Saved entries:
--- START ---
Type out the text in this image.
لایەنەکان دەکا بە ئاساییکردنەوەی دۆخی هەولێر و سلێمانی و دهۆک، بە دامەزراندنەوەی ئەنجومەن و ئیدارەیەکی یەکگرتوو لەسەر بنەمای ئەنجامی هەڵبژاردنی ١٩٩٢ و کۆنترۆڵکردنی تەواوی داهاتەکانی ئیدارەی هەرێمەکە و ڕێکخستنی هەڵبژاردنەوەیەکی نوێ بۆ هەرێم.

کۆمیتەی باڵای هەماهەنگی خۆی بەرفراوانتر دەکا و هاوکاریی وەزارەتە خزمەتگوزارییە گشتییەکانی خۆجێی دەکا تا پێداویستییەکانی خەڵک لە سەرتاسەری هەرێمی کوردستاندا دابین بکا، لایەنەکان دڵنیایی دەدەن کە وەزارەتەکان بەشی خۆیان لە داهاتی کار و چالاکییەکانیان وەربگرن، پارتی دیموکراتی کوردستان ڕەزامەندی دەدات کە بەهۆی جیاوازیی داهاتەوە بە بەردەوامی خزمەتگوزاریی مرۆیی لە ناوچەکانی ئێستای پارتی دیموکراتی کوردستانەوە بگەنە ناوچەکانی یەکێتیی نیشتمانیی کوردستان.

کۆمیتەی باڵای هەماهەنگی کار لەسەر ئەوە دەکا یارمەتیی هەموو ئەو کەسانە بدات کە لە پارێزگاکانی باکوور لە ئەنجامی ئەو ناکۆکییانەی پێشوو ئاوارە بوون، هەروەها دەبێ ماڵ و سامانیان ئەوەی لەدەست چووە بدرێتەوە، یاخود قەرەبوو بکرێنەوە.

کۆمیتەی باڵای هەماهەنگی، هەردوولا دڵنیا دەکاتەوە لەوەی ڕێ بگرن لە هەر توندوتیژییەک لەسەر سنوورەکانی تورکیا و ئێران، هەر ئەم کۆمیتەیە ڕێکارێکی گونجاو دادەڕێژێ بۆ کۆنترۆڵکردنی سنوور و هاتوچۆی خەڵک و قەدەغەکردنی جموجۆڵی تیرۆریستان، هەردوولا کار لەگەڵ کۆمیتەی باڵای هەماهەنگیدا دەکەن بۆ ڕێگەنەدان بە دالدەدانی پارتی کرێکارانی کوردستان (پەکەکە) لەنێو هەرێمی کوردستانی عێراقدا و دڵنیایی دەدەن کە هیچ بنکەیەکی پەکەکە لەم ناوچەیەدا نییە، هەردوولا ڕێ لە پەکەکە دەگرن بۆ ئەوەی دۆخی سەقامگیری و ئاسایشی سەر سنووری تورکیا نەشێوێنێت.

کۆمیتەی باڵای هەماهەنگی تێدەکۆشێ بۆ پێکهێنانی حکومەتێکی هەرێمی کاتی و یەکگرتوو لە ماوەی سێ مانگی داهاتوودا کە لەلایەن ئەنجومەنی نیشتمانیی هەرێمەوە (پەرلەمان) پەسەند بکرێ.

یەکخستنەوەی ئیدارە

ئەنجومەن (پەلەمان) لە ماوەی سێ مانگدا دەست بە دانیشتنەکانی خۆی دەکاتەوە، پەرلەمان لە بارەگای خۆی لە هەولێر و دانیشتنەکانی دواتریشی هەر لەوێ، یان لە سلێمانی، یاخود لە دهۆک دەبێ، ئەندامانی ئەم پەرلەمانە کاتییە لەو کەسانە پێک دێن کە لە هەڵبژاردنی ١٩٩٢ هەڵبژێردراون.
--- END ---
DIRECTION: Please reproduce the entire listing, exactly as shown.

RESULT FOR THIS TASK:
Type out the text in this image.
لایەنەکان دەکا بە ئاساییکردنەوەی دۆخی هەولێر و سلێمانی و دهۆک، بە دامەزراندنەوەی ئەنجومەن و ئیدارەیەکی یەکگرتوو لەسەر بنەمای ئەنجامی هەڵبژاردنی ١٩٩٢ و کۆنترۆڵکردنی تەواوی داهاتەکانی ئیدارەی هەرێمەکە و ڕێکخستنی هەڵبژاردنەوەیەکی نوێ بۆ هەرێم.

کۆمیتەی باڵای هەماهەنگی خۆی بەرفراوانتر دەکا و هاوکاریی وەزارەتە خزمەتگوزارییە گشتییەکانی خۆجێی دەکا تا پێداویستییەکانی خەڵک لە سەرتاسەری هەرێمی کوردستاندا دابین بکا، لایەنەکان دڵنیایی دەدەن کە وەزارەتەکان بەشی خۆیان لە داهاتی کار و چالاکییەکانیان وەربگرن، پارتی دیموکراتی کوردستان ڕەزامەندی دەدات کە بەهۆی جیاوازیی داهاتەوە بە بەردەوامی خزمەتگوزاریی مرۆیی لە ناوچەکانی ئێستای پارتی دیموکراتی کوردستانەوە بگەنە ناوچەکانی یەکێتیی نیشتمانیی کوردستان.

کۆمیتەی باڵای هەماهەنگی کار لەسەر ئەوە دەکا یارمەتیی هەموو ئەو کەسانە بدات کە لە پارێزگاکانی باکوور لە ئەنجامی ئەو ناکۆکییانەی پێشوو ئاوارە بوون، هەروەها دەبێ ماڵ و سامانیان ئەوەی لەدەست چووە بدرێتەوە، یاخود قەرەبوو بکرێنەوە.

کۆمیتەی باڵای هەماهەنگی، هەردوولا دڵنیا دەکاتەوە لەوەی ڕێ بگرن لە هەر توندوتیژییەک لەسەر سنوورەکانی تورکیا و ئێران، هەر ئەم کۆمیتەیە ڕێکارێکی گونجاو دادەڕێژێ بۆ کۆنترۆڵکردنی سنوور و هاتوچۆی خەڵک و قەدەغەکردنی جموجۆڵی تیرۆریستان، هەردوولا کار لەگەڵ کۆمیتەی باڵای هەماهەنگیدا دەکەن بۆ ڕێگەنەدان بە دالدەدانی پارتی کرێکارانی کوردستان (پەکەکە) لەنێو هەرێمی کوردستانی عێراقدا و دڵنیایی دەدەن کە هیچ بنکەیەکی پەکەکە لەم ناوچەیەدا نییە، هەردوولا ڕێ لە پەکەکە دەگرن بۆ ئەوەی دۆخی سەقامگیری و ئاسایشی سەر سنووری تورکیا نەشێوێنێت.

کۆمیتەی باڵای هەماهەنگی تێدەکۆشێ بۆ پێکهێنانی حکومەتێکی هەرێمی کاتی و یەکگرتوو لە ماوەی سێ مانگی داهاتوودا کە لەلایەن ئەنجومەنی نیشتمانیی هەرێمەوە (پەرلەمان) پەسەند بکرێ.

یەکخستنەوەی ئیدارە

ئەنجومەن (پەلەمان) لە ماوەی سێ مانگدا دەست بە دانیشتنەکانی خۆی دەکاتەوە، پەرلەمان لە بارەگای خۆی لە هەولێر و دانیشتنەکانی دواتریشی هەر لەوێ، یان لە سلێمانی، یاخود لە دهۆک دەبێ، ئەندامانی ئەم پەرلەمانە کاتییە لەو کەسانە پێک دێن کە لە هەڵبژاردنی ١٩٩٢ هەڵبژێردراون.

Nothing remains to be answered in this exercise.